Exercise details:
Images are excluded; otherwise, output every record exactly.

--- Dataset records ---

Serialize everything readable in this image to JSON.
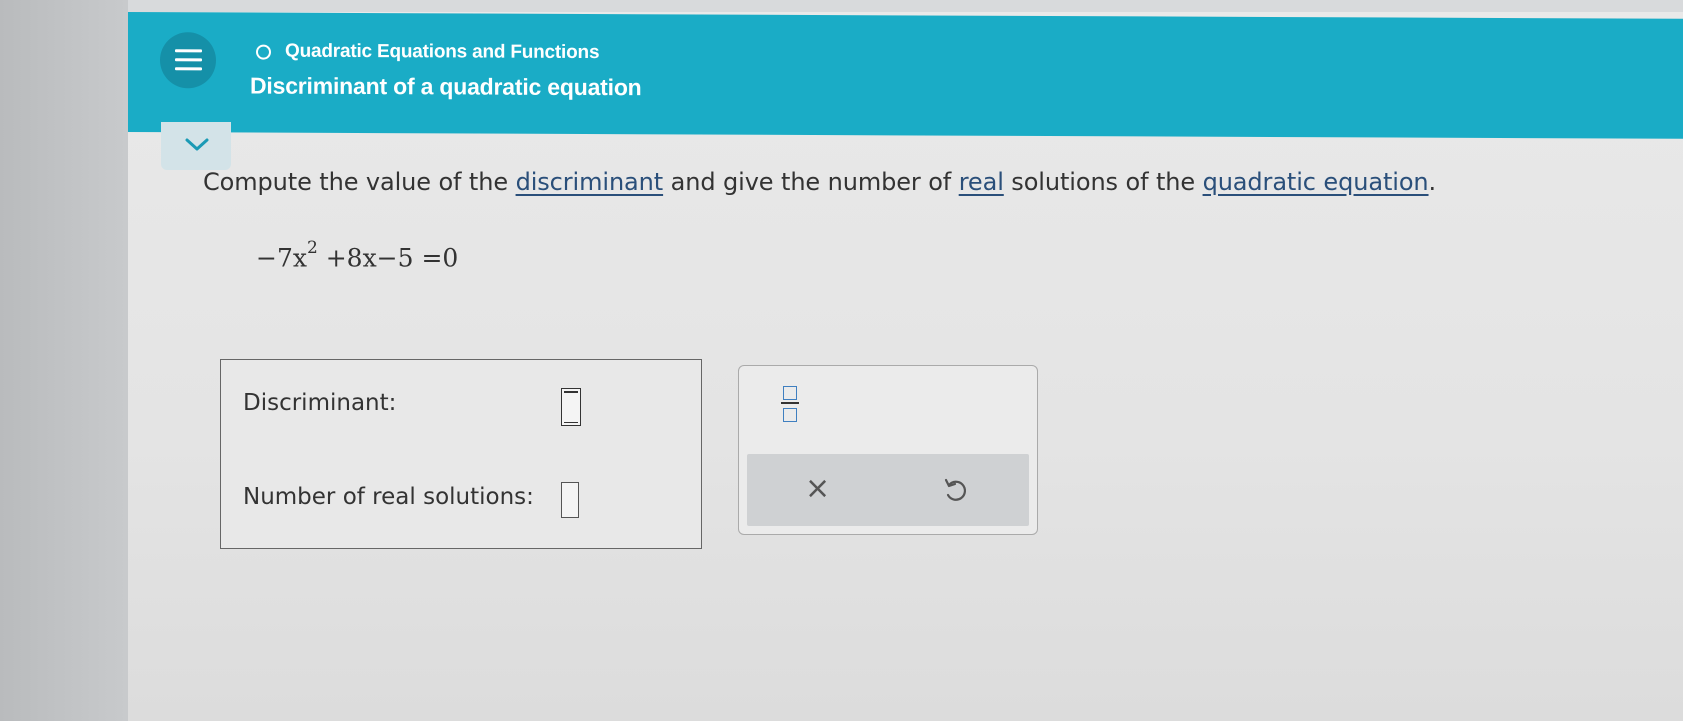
{
  "header": {
    "topic": "Quadratic Equations and Functions",
    "lesson_title": "Discriminant of a quadratic equation"
  },
  "question": {
    "prefix": "Compute the value of the ",
    "link_discriminant": "discriminant",
    "middle1": " and give the number of ",
    "link_real": "real",
    "middle2": " solutions of the ",
    "link_quadratic": "quadratic equation",
    "suffix": "."
  },
  "equation": {
    "term1": "−7x",
    "exponent": "2",
    "rest": " +8x−5 =0"
  },
  "answer": {
    "discriminant_label": "Discriminant:",
    "discriminant_value": "",
    "solutions_label": "Number of real solutions:",
    "solutions_value": ""
  },
  "tools": {
    "fraction_icon": "fraction-icon",
    "clear_icon": "×",
    "undo_icon": "undo-icon"
  },
  "colors": {
    "header": "#1aacc6",
    "link": "#2a4f7a",
    "frac_box": "#3f7fc0"
  }
}
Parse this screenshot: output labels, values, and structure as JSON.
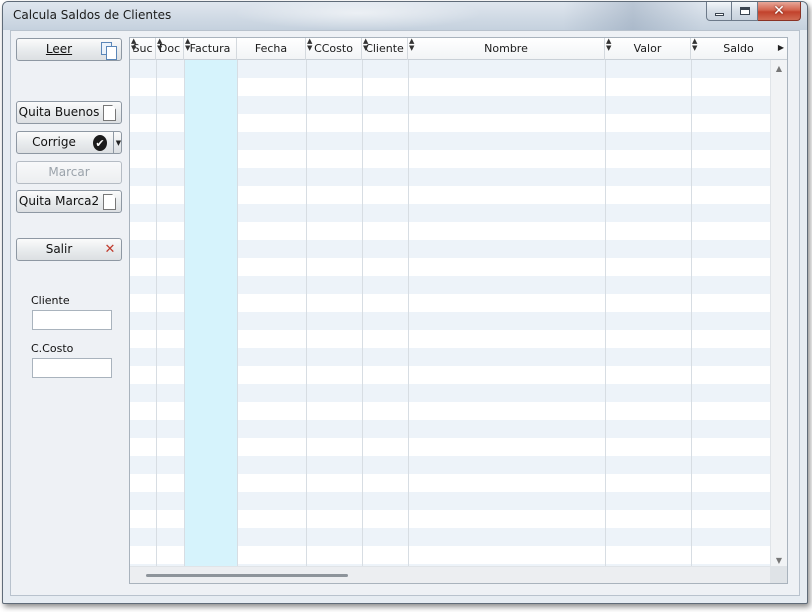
{
  "window": {
    "title": "Calcula Saldos de Clientes",
    "caption": {
      "minimize": "minimize",
      "maximize": "maximize",
      "close": "✕"
    }
  },
  "sidebar": {
    "leer": "Leer",
    "quita_buenos": "Quita Buenos",
    "corrige": "Corrige",
    "marcar": "Marcar",
    "quita_marca2": "Quita Marca2",
    "salir": "Salir",
    "cliente_label": "Cliente",
    "cliente_value": "",
    "ccosto_label": "C.Costo",
    "ccosto_value": ""
  },
  "grid": {
    "columns": [
      "Suc",
      "Doc",
      "Factura",
      "Fecha",
      "CCosto",
      "Cliente",
      "Nombre",
      "Valor",
      "Saldo"
    ],
    "rows": []
  },
  "colors": {
    "accent_selected_column": "#d6f3fc",
    "alt_row": "#edf3f9",
    "close_button": "#c2422c"
  },
  "icons": {
    "leer": "copy-icon",
    "quita_buenos": "document-icon",
    "corrige": "check-circle-icon",
    "quita_marca2": "document-icon",
    "salir": "close-x-icon"
  }
}
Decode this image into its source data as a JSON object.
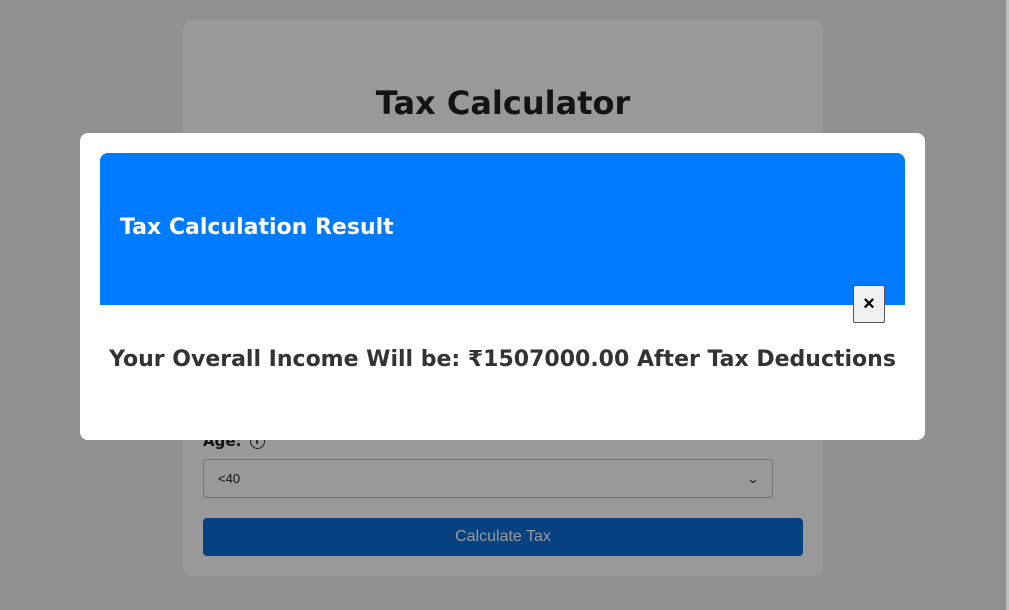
{
  "form": {
    "title": "Tax Calculator",
    "age_label": "Age:",
    "age_value": "<40",
    "calculate_label": "Calculate Tax"
  },
  "modal": {
    "title": "Tax Calculation Result",
    "close_glyph": "×",
    "result_text": "Your Overall Income Will be: ₹1507000.00 After Tax Deductions"
  },
  "icons": {
    "info": "info-circle-icon",
    "close": "close-icon",
    "chevron": "chevron-down-icon"
  },
  "colors": {
    "header": "#007bff",
    "button": "#0a6dd9",
    "overlay": "rgba(0,0,0,0.4)"
  }
}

---

Solved exercise:
Serialize everything readable in this image to JSON.
{
  "header": {
    "topic": "Quadratic Equations and Functions",
    "lesson_title": "Discriminant of a quadratic equation"
  },
  "question": {
    "prefix": "Compute the value of the ",
    "link_discriminant": "discriminant",
    "middle1": " and give the number of ",
    "link_real": "real",
    "middle2": " solutions of the ",
    "link_quadratic": "quadratic equation",
    "suffix": "."
  },
  "equation": {
    "term1": "−7x",
    "exponent": "2",
    "rest": " +8x−5 =0"
  },
  "answer": {
    "discriminant_label": "Discriminant:",
    "discriminant_value": "",
    "solutions_label": "Number of real solutions:",
    "solutions_value": ""
  },
  "tools": {
    "fraction_icon": "fraction-icon",
    "clear_icon": "×",
    "undo_icon": "undo-icon"
  },
  "colors": {
    "header": "#1aacc6",
    "link": "#2a4f7a",
    "frac_box": "#3f7fc0"
  }
}
Parse this screenshot: output labels, values, and structure as JSON.
{
  "window": {
    "title": "Calcula Saldos de Clientes",
    "caption": {
      "minimize": "minimize",
      "maximize": "maximize",
      "close": "✕"
    }
  },
  "sidebar": {
    "leer": "Leer",
    "quita_buenos": "Quita Buenos",
    "corrige": "Corrige",
    "marcar": "Marcar",
    "quita_marca2": "Quita Marca2",
    "salir": "Salir",
    "cliente_label": "Cliente",
    "cliente_value": "",
    "ccosto_label": "C.Costo",
    "ccosto_value": ""
  },
  "grid": {
    "columns": [
      "Suc",
      "Doc",
      "Factura",
      "Fecha",
      "CCosto",
      "Cliente",
      "Nombre",
      "Valor",
      "Saldo"
    ],
    "rows": []
  },
  "colors": {
    "accent_selected_column": "#d6f3fc",
    "alt_row": "#edf3f9",
    "close_button": "#c2422c"
  },
  "icons": {
    "leer": "copy-icon",
    "quita_buenos": "document-icon",
    "corrige": "check-circle-icon",
    "quita_marca2": "document-icon",
    "salir": "close-x-icon"
  }
}
Decode this image into its source data as a JSON object.
{
  "form": {
    "title": "Tax Calculator",
    "age_label": "Age:",
    "age_value": "<40",
    "calculate_label": "Calculate Tax"
  },
  "modal": {
    "title": "Tax Calculation Result",
    "close_glyph": "×",
    "result_text": "Your Overall Income Will be: ₹1507000.00 After Tax Deductions"
  },
  "icons": {
    "info": "info-circle-icon",
    "close": "close-icon",
    "chevron": "chevron-down-icon"
  },
  "colors": {
    "header": "#007bff",
    "button": "#0a6dd9",
    "overlay": "rgba(0,0,0,0.4)"
  }
}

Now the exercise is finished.